» **INSTRUCTIONS TO FOLLOW**
Reproduce the whole listing exactly and let no picture into the copy.

» **DATA FOR PROCESSING**
______________________________
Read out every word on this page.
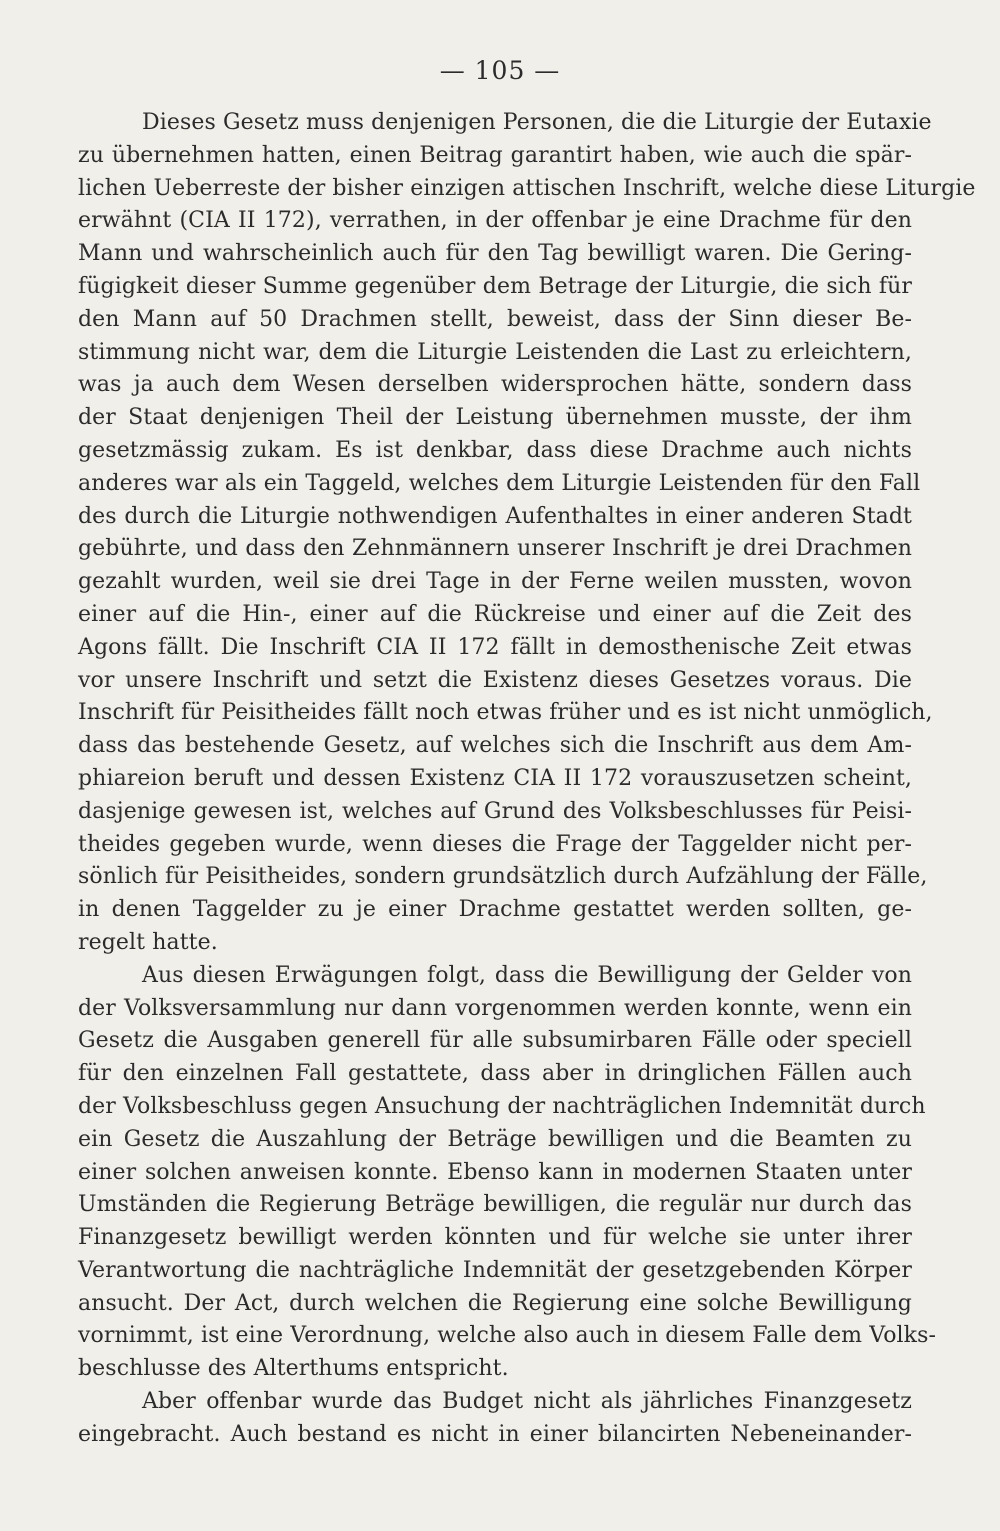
— 105 —
Dieses Gesetz muss denjenigen Personen, die die Liturgie der Eutaxie
zu übernehmen hatten, einen Beitrag garantirt haben, wie auch die spär-
lichen Ueberreste der bisher einzigen attischen Inschrift, welche diese Liturgie
erwähnt (CIA II 172), verrathen, in der offenbar je eine Drachme für den
Mann und wahrscheinlich auch für den Tag bewilligt waren. Die Gering-
fügigkeit dieser Summe gegenüber dem Betrage der Liturgie, die sich für
den Mann auf 50 Drachmen stellt, beweist, dass der Sinn dieser Be-
stimmung nicht war, dem die Liturgie Leistenden die Last zu erleichtern,
was ja auch dem Wesen derselben widersprochen hätte, sondern dass
der Staat denjenigen Theil der Leistung übernehmen musste, der ihm
gesetzmässig zukam. Es ist denkbar, dass diese Drachme auch nichts
anderes war als ein Taggeld, welches dem Liturgie Leistenden für den Fall
des durch die Liturgie nothwendigen Aufenthaltes in einer anderen Stadt
gebührte, und dass den Zehnmännern unserer Inschrift je drei Drachmen
gezahlt wurden, weil sie drei Tage in der Ferne weilen mussten, wovon
einer auf die Hin-, einer auf die Rückreise und einer auf die Zeit des
Agons fällt. Die Inschrift CIA II 172 fällt in demosthenische Zeit etwas
vor unsere Inschrift und setzt die Existenz dieses Gesetzes voraus. Die
Inschrift für Peisitheides fällt noch etwas früher und es ist nicht unmöglich,
dass das bestehende Gesetz, auf welches sich die Inschrift aus dem Am-
phiareion beruft und dessen Existenz CIA II 172 vorauszusetzen scheint,
dasjenige gewesen ist, welches auf Grund des Volksbeschlusses für Peisi-
theides gegeben wurde, wenn dieses die Frage der Taggelder nicht per-
sönlich für Peisitheides, sondern grundsätzlich durch Aufzählung der Fälle,
in denen Taggelder zu je einer Drachme gestattet werden sollten, ge-
regelt hatte.
Aus diesen Erwägungen folgt, dass die Bewilligung der Gelder von
der Volksversammlung nur dann vorgenommen werden konnte, wenn ein
Gesetz die Ausgaben generell für alle subsumirbaren Fälle oder speciell
für den einzelnen Fall gestattete, dass aber in dringlichen Fällen auch
der Volksbeschluss gegen Ansuchung der nachträglichen Indemnität durch
ein Gesetz die Auszahlung der Beträge bewilligen und die Beamten zu
einer solchen anweisen konnte. Ebenso kann in modernen Staaten unter
Umständen die Regierung Beträge bewilligen, die regulär nur durch das
Finanzgesetz bewilligt werden könnten und für welche sie unter ihrer
Verantwortung die nachträgliche Indemnität der gesetzgebenden Körper
ansucht. Der Act, durch welchen die Regierung eine solche Bewilligung
vornimmt, ist eine Verordnung, welche also auch in diesem Falle dem Volks-
beschlusse des Alterthums entspricht.
Aber offenbar wurde das Budget nicht als jährliches Finanzgesetz
eingebracht. Auch bestand es nicht in einer bilancirten Nebeneinander-
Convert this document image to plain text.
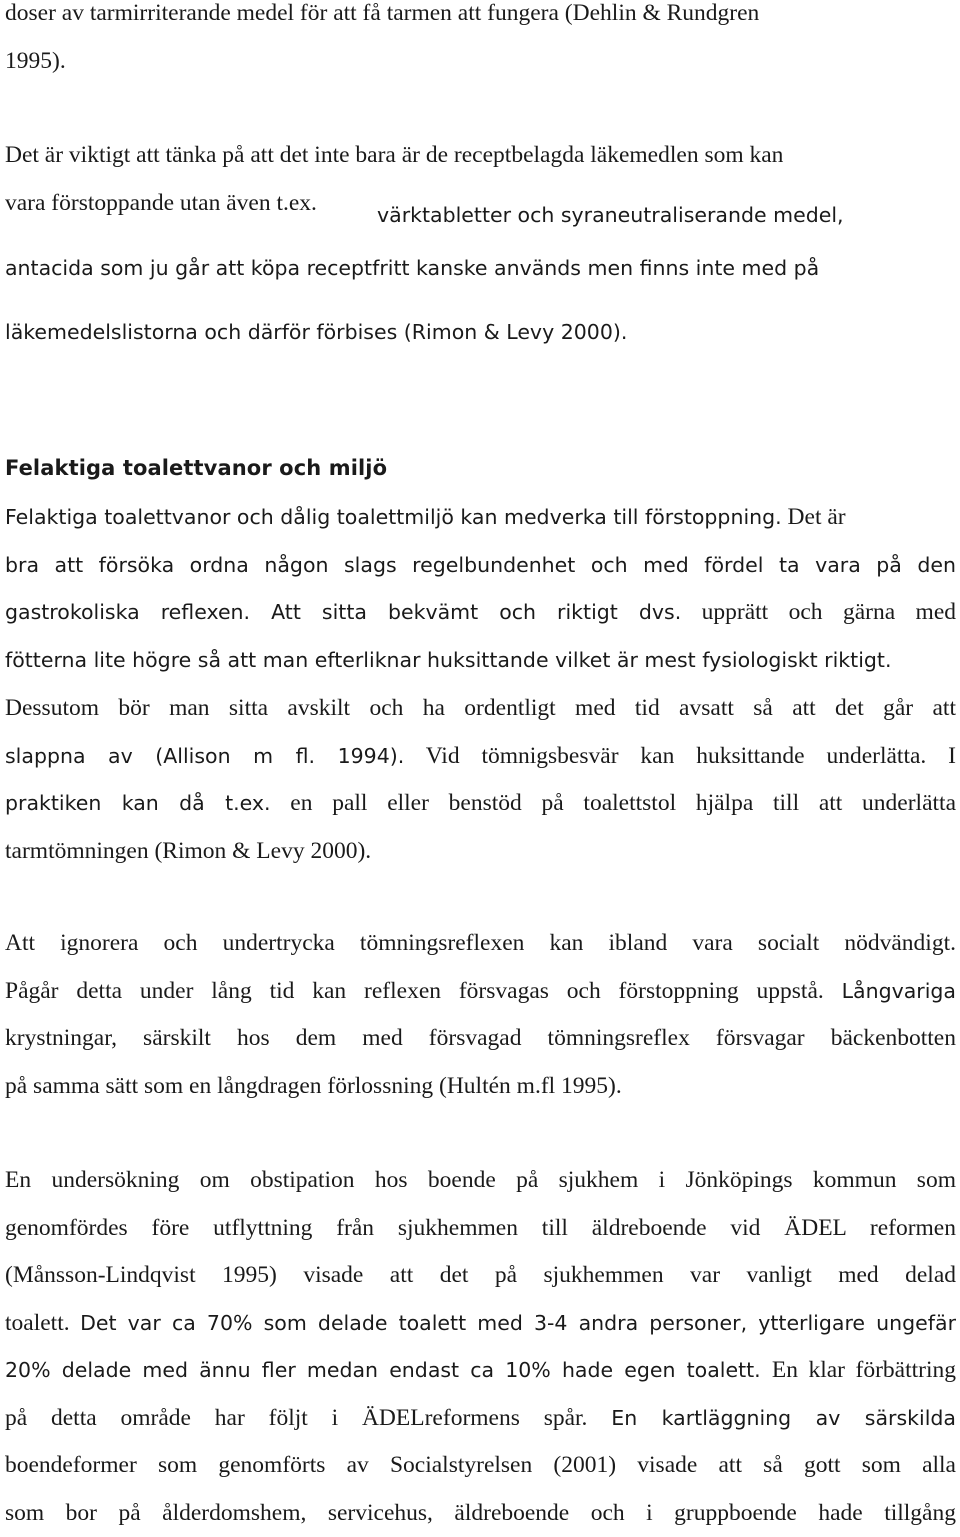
doser av tarmirriterande medel för att få tarmen att fungera (Dehlin & Rundgren
1995).
Det är viktigt att tänka på att det inte bara är de receptbelagda läkemedlen som kan
vara förstoppande utan även t.ex.	värktabletter och syraneutraliserande medel,
antacida som ju går att köpa receptfritt kanske används men finns inte med på
läkemedelslistorna och därför förbises (Rimon & Levy 2000).
Felaktiga toalettvanor och miljö
Felaktiga toalettvanor och dålig toalettmiljö kan medverka till förstoppning. Det är
bra att försöka ordna någon slags regelbundenhet och med fördel ta vara på den
gastrokoliska reflexen. Att sitta bekvämt och riktigt dvs. upprätt och gärna med
fötterna lite högre så att man efterliknar huksittande vilket är mest fysiologiskt riktigt.
Dessutom bör man sitta avskilt och ha ordentligt med tid avsatt så att det går att
slappna av (Allison m fl. 1994). Vid tömnigsbesvär kan huksittande underlätta. I
praktiken kan då t.ex. en pall eller benstöd på toalettstol hjälpa till att underlätta
tarmtömningen (Rimon & Levy 2000).
Att ignorera och undertrycka tömningsreflexen kan ibland vara socialt nödvändigt.
Pågår detta under lång tid kan reflexen försvagas och förstoppning uppstå. Långvariga
krystningar, särskilt hos dem med försvagad tömningsreflex försvagar bäckenbotten
på samma sätt som en långdragen förlossning (Hultén m.fl 1995).
En undersökning om obstipation hos boende på sjukhem i Jönköpings kommun som
genomfördes före utflyttning från sjukhemmen till äldreboende vid ÄDEL reformen
(Månsson-Lindqvist 1995) visade att det på sjukhemmen var vanligt med delad
toalett. Det var ca 70% som delade toalett med 3-4 andra personer, ytterligare ungefär
20% delade med ännu fler medan endast ca 10% hade egen toalett. En klar förbättring
på detta område har följt i ÄDELreformens spår. En kartläggning av särskilda
boendeformer som genomförts av Socialstyrelsen (2001) visade att så gott som alla
som bor på ålderdomshem, servicehus, äldreboende och i gruppboende hade tillgång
______________________________
» **TASK RESULT**
Read out every word on this page.
— 105 —
Dieses Gesetz muss denjenigen Personen, die die Liturgie der Eutaxie
zu übernehmen hatten, einen Beitrag garantirt haben, wie auch die spär-
lichen Ueberreste der bisher einzigen attischen Inschrift, welche diese Liturgie
erwähnt (CIA II 172), verrathen, in der offenbar je eine Drachme für den
Mann und wahrscheinlich auch für den Tag bewilligt waren. Die Gering-
fügigkeit dieser Summe gegenüber dem Betrage der Liturgie, die sich für
den Mann auf 50 Drachmen stellt, beweist, dass der Sinn dieser Be-
stimmung nicht war, dem die Liturgie Leistenden die Last zu erleichtern,
was ja auch dem Wesen derselben widersprochen hätte, sondern dass
der Staat denjenigen Theil der Leistung übernehmen musste, der ihm
gesetzmässig zukam. Es ist denkbar, dass diese Drachme auch nichts
anderes war als ein Taggeld, welches dem Liturgie Leistenden für den Fall
des durch die Liturgie nothwendigen Aufenthaltes in einer anderen Stadt
gebührte, und dass den Zehnmännern unserer Inschrift je drei Drachmen
gezahlt wurden, weil sie drei Tage in der Ferne weilen mussten, wovon
einer auf die Hin-, einer auf die Rückreise und einer auf die Zeit des
Agons fällt. Die Inschrift CIA II 172 fällt in demosthenische Zeit etwas
vor unsere Inschrift und setzt die Existenz dieses Gesetzes voraus. Die
Inschrift für Peisitheides fällt noch etwas früher und es ist nicht unmöglich,
dass das bestehende Gesetz, auf welches sich die Inschrift aus dem Am-
phiareion beruft und dessen Existenz CIA II 172 vorauszusetzen scheint,
dasjenige gewesen ist, welches auf Grund des Volksbeschlusses für Peisi-
theides gegeben wurde, wenn dieses die Frage der Taggelder nicht per-
sönlich für Peisitheides, sondern grundsätzlich durch Aufzählung der Fälle,
in denen Taggelder zu je einer Drachme gestattet werden sollten, ge-
regelt hatte.
Aus diesen Erwägungen folgt, dass die Bewilligung der Gelder von
der Volksversammlung nur dann vorgenommen werden konnte, wenn ein
Gesetz die Ausgaben generell für alle subsumirbaren Fälle oder speciell
für den einzelnen Fall gestattete, dass aber in dringlichen Fällen auch
der Volksbeschluss gegen Ansuchung der nachträglichen Indemnität durch
ein Gesetz die Auszahlung der Beträge bewilligen und die Beamten zu
einer solchen anweisen konnte. Ebenso kann in modernen Staaten unter
Umständen die Regierung Beträge bewilligen, die regulär nur durch das
Finanzgesetz bewilligt werden könnten und für welche sie unter ihrer
Verantwortung die nachträgliche Indemnität der gesetzgebenden Körper
ansucht. Der Act, durch welchen die Regierung eine solche Bewilligung
vornimmt, ist eine Verordnung, welche also auch in diesem Falle dem Volks-
beschlusse des Alterthums entspricht.
Aber offenbar wurde das Budget nicht als jährliches Finanzgesetz
eingebracht. Auch bestand es nicht in einer bilancirten Nebeneinander-
Convert this document image to plain text.
doser av tarmirriterande medel för att få tarmen att fungera (Dehlin & Rundgren
1995).
Det är viktigt att tänka på att det inte bara är de receptbelagda läkemedlen som kan
vara förstoppande utan även t.ex.	värktabletter och syraneutraliserande medel,
antacida som ju går att köpa receptfritt kanske används men finns inte med på
läkemedelslistorna och därför förbises (Rimon & Levy 2000).
Felaktiga toalettvanor och miljö
Felaktiga toalettvanor och dålig toalettmiljö kan medverka till förstoppning. Det är
bra att försöka ordna någon slags regelbundenhet och med fördel ta vara på den
gastrokoliska reflexen. Att sitta bekvämt och riktigt dvs. upprätt och gärna med
fötterna lite högre så att man efterliknar huksittande vilket är mest fysiologiskt riktigt.
Dessutom bör man sitta avskilt och ha ordentligt med tid avsatt så att det går att
slappna av (Allison m fl. 1994). Vid tömnigsbesvär kan huksittande underlätta. I
praktiken kan då t.ex. en pall eller benstöd på toalettstol hjälpa till att underlätta
tarmtömningen (Rimon & Levy 2000).
Att ignorera och undertrycka tömningsreflexen kan ibland vara socialt nödvändigt.
Pågår detta under lång tid kan reflexen försvagas och förstoppning uppstå. Långvariga
krystningar, särskilt hos dem med försvagad tömningsreflex försvagar bäckenbotten
på samma sätt som en långdragen förlossning (Hultén m.fl 1995).
En undersökning om obstipation hos boende på sjukhem i Jönköpings kommun som
genomfördes före utflyttning från sjukhemmen till äldreboende vid ÄDEL reformen
(Månsson-Lindqvist 1995) visade att det på sjukhemmen var vanligt med delad
toalett. Det var ca 70% som delade toalett med 3-4 andra personer, ytterligare ungefär
20% delade med ännu fler medan endast ca 10% hade egen toalett. En klar förbättring
på detta område har följt i ÄDELreformens spår. En kartläggning av särskilda
boendeformer som genomförts av Socialstyrelsen (2001) visade att så gott som alla
som bor på ålderdomshem, servicehus, äldreboende och i gruppboende hade tillgång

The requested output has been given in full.